[PATCH 2/3] drm/xe: Accumulate exec queue timestamp on destroy

Tue Oct 29 19:03:14 UTC 2024

On Tue, Oct 29, 2024 at 12:58:35PM -0500, Lucas De Marchi wrote:
>On Tue, Oct 29, 2024 at 10:27:28AM -0700, Umesh Nerlige Ramappa wrote:
>>On Mon, Oct 28, 2024 at 05:32:03PM -0500, Lucas De Marchi wrote:
>>>On Mon, Oct 28, 2024 at 01:33:09PM -0700, Umesh Nerlige Ramappa wrote:
>>>>On Sat, Oct 26, 2024 at 12:08:47PM -0500, Lucas De Marchi wrote:
>>>>>When the exec queue is destroyed, there's a race between a query to the
>>>>>fdinfo and the exec queue value being updated: after the destroy ioctl,
>>>>>if the fdinfo is queried before a call to guc_exec_queue_free_job(),
>>>>>the wrong utilization is reported: it's not accumulated on the query
>>>>>since the queue was removed from the array, and the value wasn't updated
>>>>>yet by the free_job().
>>>>>
>>>>>Explicitly accumulate the engine utilization so the right value is
>>>>>visible after the ioctl return.
>>>>>
>>>>>Link: https://gitlab.freedesktop.org/drm/xe/kernel/-/issues/2667
>>>>>Cc: Jonathan Cavitt <jonathan.cavitt at intel.com>
>>>>>Signed-off-by: Lucas De Marchi <lucas.demarchi at intel.com>
>>>>>---
>>>>>drivers/gpu/drm/xe/xe_exec_queue.c | 8 ++++++++
>>>>>1 file changed, 8 insertions(+)

◆ Material shown
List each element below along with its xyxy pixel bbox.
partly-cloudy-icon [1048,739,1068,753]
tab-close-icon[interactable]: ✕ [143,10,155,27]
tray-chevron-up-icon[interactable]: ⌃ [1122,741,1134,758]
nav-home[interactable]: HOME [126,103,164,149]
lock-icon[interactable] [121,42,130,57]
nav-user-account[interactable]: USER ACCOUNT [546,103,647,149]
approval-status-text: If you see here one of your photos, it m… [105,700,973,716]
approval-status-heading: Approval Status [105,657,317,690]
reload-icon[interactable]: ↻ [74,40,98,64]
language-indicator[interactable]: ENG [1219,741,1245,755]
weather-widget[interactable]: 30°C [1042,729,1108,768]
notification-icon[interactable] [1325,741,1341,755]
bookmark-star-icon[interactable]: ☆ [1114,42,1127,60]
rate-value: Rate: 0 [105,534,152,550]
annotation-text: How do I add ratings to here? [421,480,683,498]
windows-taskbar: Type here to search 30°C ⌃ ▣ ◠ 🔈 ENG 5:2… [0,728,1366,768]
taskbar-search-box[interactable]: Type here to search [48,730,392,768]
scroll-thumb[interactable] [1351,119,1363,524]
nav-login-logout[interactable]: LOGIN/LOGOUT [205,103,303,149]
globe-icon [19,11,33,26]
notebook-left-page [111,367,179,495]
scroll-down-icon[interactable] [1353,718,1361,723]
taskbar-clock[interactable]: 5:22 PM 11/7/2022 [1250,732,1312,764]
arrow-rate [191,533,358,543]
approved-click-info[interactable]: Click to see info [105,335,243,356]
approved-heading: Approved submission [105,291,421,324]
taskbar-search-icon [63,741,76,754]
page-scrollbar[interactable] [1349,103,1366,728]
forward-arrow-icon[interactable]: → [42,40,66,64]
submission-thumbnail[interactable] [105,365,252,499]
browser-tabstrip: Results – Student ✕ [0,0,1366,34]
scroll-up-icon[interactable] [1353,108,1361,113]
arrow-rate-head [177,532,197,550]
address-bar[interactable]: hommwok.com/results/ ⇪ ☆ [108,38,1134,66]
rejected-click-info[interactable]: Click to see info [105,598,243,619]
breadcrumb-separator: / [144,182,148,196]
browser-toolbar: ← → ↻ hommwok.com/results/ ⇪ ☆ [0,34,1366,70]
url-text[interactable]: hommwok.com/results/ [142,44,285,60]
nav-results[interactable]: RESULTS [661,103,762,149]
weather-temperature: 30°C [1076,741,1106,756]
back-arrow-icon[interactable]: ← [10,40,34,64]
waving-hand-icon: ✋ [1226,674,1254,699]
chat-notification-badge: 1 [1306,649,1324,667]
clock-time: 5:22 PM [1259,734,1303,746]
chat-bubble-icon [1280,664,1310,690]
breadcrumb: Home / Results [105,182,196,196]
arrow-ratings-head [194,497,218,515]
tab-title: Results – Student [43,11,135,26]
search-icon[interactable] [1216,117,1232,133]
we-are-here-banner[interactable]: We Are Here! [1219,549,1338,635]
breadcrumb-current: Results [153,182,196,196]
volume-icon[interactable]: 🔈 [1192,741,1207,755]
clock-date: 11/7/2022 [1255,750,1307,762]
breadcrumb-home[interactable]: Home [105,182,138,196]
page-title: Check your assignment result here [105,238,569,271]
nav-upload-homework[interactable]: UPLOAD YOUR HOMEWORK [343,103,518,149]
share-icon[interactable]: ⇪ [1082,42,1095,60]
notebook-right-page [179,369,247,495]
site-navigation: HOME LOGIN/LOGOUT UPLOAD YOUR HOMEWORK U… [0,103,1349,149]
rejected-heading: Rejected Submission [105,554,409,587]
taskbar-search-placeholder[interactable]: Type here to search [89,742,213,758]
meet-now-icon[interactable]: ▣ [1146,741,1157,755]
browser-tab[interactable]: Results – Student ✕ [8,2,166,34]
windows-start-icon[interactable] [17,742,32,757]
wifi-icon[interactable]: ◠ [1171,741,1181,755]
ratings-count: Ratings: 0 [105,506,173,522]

◆ Tasks to carry out
A. Answer these questions about the patch message, one answer per line and marked the same way:
(i) Which file does the patch change?
(ii) How many insertions does the patch make?
(iii) Who is listed on the Cc line?
B. Copy out the lines of the listing, starting at its first line and ending at the line that contains "notebook-left-page [111,367,179,495]", with both ends included.

◆ Answers
A.
(i) drivers/gpu/drm/xe/xe_exec_queue.c
(ii) 8
(iii) Jonathan Cavitt

B.
List each element below along with its xyxy pixel bbox.
partly-cloudy-icon [1048,739,1068,753]
tab-close-icon[interactable]: ✕ [143,10,155,27]
tray-chevron-up-icon[interactable]: ⌃ [1122,741,1134,758]
nav-home[interactable]: HOME [126,103,164,149]
lock-icon[interactable] [121,42,130,57]
nav-user-account[interactable]: USER ACCOUNT [546,103,647,149]
approval-status-text: If you see here one of your photos, it m… [105,700,973,716]
approval-status-heading: Approval Status [105,657,317,690]
reload-icon[interactable]: ↻ [74,40,98,64]
language-indicator[interactable]: ENG [1219,741,1245,755]
weather-widget[interactable]: 30°C [1042,729,1108,768]
notification-icon[interactable] [1325,741,1341,755]
bookmark-star-icon[interactable]: ☆ [1114,42,1127,60]
rate-value: Rate: 0 [105,534,152,550]
annotation-text: How do I add ratings to here? [421,480,683,498]
windows-taskbar: Type here to search 30°C ⌃ ▣ ◠ 🔈 ENG 5:2… [0,728,1366,768]
taskbar-search-box[interactable]: Type here to search [48,730,392,768]
scroll-thumb[interactable] [1351,119,1363,524]
nav-login-logout[interactable]: LOGIN/LOGOUT [205,103,303,149]
globe-icon [19,11,33,26]
notebook-left-page [111,367,179,495]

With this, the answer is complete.